- Work to complete -
Make an exact copy of all the data.

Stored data
•••

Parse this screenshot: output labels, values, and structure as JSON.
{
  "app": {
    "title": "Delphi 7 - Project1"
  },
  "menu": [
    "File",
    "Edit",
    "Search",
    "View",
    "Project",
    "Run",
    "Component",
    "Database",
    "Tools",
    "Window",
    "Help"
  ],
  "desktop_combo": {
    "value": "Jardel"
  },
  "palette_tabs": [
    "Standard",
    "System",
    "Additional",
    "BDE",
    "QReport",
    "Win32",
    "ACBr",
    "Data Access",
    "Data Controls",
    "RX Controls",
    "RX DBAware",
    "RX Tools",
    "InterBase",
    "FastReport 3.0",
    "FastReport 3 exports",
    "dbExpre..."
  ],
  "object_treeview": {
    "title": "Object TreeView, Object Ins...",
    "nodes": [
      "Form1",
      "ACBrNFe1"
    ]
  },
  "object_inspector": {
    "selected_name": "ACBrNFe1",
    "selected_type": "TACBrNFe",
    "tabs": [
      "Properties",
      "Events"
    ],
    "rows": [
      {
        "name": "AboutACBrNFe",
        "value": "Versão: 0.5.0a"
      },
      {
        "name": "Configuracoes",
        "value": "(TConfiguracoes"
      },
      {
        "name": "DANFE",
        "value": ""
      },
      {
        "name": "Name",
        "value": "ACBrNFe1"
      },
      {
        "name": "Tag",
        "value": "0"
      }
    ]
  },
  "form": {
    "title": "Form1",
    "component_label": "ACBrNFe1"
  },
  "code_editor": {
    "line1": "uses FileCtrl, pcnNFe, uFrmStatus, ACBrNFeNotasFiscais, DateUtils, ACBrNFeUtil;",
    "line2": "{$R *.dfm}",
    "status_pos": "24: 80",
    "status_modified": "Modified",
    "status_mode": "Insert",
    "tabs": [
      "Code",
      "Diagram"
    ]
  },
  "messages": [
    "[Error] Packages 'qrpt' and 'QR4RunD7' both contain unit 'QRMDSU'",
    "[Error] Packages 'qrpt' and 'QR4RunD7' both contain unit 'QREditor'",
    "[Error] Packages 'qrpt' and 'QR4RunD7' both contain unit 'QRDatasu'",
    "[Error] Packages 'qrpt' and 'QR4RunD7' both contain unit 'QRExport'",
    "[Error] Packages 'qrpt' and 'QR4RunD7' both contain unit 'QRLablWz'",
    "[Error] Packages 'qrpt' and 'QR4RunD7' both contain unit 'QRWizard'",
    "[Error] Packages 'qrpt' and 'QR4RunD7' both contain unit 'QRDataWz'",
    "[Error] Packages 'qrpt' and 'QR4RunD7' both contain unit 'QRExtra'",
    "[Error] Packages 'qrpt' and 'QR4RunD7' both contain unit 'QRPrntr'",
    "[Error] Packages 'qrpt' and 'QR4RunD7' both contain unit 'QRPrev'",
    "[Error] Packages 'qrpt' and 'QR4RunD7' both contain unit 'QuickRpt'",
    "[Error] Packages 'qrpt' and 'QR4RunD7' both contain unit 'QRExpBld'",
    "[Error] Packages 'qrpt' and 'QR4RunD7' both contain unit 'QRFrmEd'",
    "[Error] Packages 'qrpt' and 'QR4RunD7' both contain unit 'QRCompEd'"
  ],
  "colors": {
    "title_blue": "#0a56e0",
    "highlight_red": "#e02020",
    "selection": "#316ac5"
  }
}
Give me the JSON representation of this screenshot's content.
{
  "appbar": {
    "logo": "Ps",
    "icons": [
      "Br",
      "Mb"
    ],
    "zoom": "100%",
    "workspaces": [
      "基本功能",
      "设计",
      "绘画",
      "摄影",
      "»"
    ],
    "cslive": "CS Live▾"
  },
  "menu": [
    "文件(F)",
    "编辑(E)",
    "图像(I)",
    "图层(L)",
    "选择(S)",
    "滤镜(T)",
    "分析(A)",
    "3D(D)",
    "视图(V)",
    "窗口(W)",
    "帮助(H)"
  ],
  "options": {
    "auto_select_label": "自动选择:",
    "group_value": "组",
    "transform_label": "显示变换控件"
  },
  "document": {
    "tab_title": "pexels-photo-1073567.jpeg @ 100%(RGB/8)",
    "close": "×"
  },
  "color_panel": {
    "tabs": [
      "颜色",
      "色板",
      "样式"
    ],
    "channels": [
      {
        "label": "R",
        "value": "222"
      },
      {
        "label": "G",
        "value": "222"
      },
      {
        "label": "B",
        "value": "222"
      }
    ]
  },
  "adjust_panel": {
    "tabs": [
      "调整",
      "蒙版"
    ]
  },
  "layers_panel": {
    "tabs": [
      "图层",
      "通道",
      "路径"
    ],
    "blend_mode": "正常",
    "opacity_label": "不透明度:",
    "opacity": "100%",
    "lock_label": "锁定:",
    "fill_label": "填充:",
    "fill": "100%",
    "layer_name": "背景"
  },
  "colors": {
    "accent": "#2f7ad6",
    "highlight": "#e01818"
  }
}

•••

- Solution to this exercise -
Parse this screenshot: output labels, values, and structure as JSON.
{
  "app": {
    "title": "Delphi 7 - Project1"
  },
  "menu": [
    "File",
    "Edit",
    "Search",
    "View",
    "Project",
    "Run",
    "Component",
    "Database",
    "Tools",
    "Window",
    "Help"
  ],
  "desktop_combo": {
    "value": "Jardel"
  },
  "palette_tabs": [
    "Standard",
    "System",
    "Additional",
    "BDE",
    "QReport",
    "Win32",
    "ACBr",
    "Data Access",
    "Data Controls",
    "RX Controls",
    "RX DBAware",
    "RX Tools",
    "InterBase",
    "FastReport 3.0",
    "FastReport 3 exports",
    "dbExpre..."
  ],
  "object_treeview": {
    "title": "Object TreeView, Object Ins...",
    "nodes": [
      "Form1",
      "ACBrNFe1"
    ]
  },
  "object_inspector": {
    "selected_name": "ACBrNFe1",
    "selected_type": "TACBrNFe",
    "tabs": [
      "Properties",
      "Events"
    ],
    "rows": [
      {
        "name": "AboutACBrNFe",
        "value": "Versão: 0.5.0a"
      },
      {
        "name": "Configuracoes",
        "value": "(TConfiguracoes"
      },
      {
        "name": "DANFE",
        "value": ""
      },
      {
        "name": "Name",
        "value": "ACBrNFe1"
      },
      {
        "name": "Tag",
        "value": "0"
      }
    ]
  },
  "form": {
    "title": "Form1",
    "component_label": "ACBrNFe1"
  },
  "code_editor": {
    "line1": "uses FileCtrl, pcnNFe, uFrmStatus, ACBrNFeNotasFiscais, DateUtils, ACBrNFeUtil;",
    "line2": "{$R *.dfm}",
    "status_pos": "24: 80",
    "status_modified": "Modified",
    "status_mode": "Insert",
    "tabs": [
      "Code",
      "Diagram"
    ]
  },
  "messages": [
    "[Error] Packages 'qrpt' and 'QR4RunD7' both contain unit 'QRMDSU'",
    "[Error] Packages 'qrpt' and 'QR4RunD7' both contain unit 'QREditor'",
    "[Error] Packages 'qrpt' and 'QR4RunD7' both contain unit 'QRDatasu'",
    "[Error] Packages 'qrpt' and 'QR4RunD7' both contain unit 'QRExport'",
    "[Error] Packages 'qrpt' and 'QR4RunD7' both contain unit 'QRLablWz'",
    "[Error] Packages 'qrpt' and 'QR4RunD7' both contain unit 'QRWizard'",
    "[Error] Packages 'qrpt' and 'QR4RunD7' both contain unit 'QRDataWz'",
    "[Error] Packages 'qrpt' and 'QR4RunD7' both contain unit 'QRExtra'",
    "[Error] Packages 'qrpt' and 'QR4RunD7' both contain unit 'QRPrntr'",
    "[Error] Packages 'qrpt' and 'QR4RunD7' both contain unit 'QRPrev'",
    "[Error] Packages 'qrpt' and 'QR4RunD7' both contain unit 'QuickRpt'",
    "[Error] Packages 'qrpt' and 'QR4RunD7' both contain unit 'QRExpBld'",
    "[Error] Packages 'qrpt' and 'QR4RunD7' both contain unit 'QRFrmEd'",
    "[Error] Packages 'qrpt' and 'QR4RunD7' both contain unit 'QRCompEd'"
  ],
  "colors": {
    "title_blue": "#0a56e0",
    "highlight_red": "#e02020",
    "selection": "#316ac5"
  }
}
Give me the JSON representation of this screenshot's content.
{
  "appbar": {
    "logo": "Ps",
    "icons": [
      "Br",
      "Mb"
    ],
    "zoom": "100%",
    "workspaces": [
      "基本功能",
      "设计",
      "绘画",
      "摄影",
      "»"
    ],
    "cslive": "CS Live▾"
  },
  "menu": [
    "文件(F)",
    "编辑(E)",
    "图像(I)",
    "图层(L)",
    "选择(S)",
    "滤镜(T)",
    "分析(A)",
    "3D(D)",
    "视图(V)",
    "窗口(W)",
    "帮助(H)"
  ],
  "options": {
    "auto_select_label": "自动选择:",
    "group_value": "组",
    "transform_label": "显示变换控件"
  },
  "document": {
    "tab_title": "pexels-photo-1073567.jpeg @ 100%(RGB/8)",
    "close": "×"
  },
  "color_panel": {
    "tabs": [
      "颜色",
      "色板",
      "样式"
    ],
    "channels": [
      {
        "label": "R",
        "value": "222"
      },
      {
        "label": "G",
        "value": "222"
      },
      {
        "label": "B",
        "value": "222"
      }
    ]
  },
  "adjust_panel": {
    "tabs": [
      "调整",
      "蒙版"
    ]
  },
  "layers_panel": {
    "tabs": [
      "图层",
      "通道",
      "路径"
    ],
    "blend_mode": "正常",
    "opacity_label": "不透明度:",
    "opacity": "100%",
    "lock_label": "锁定:",
    "fill_label": "填充:",
    "fill": "100%",
    "layer_name": "背景"
  },
  "colors": {
    "accent": "#2f7ad6",
    "highlight": "#e01818"
  }
}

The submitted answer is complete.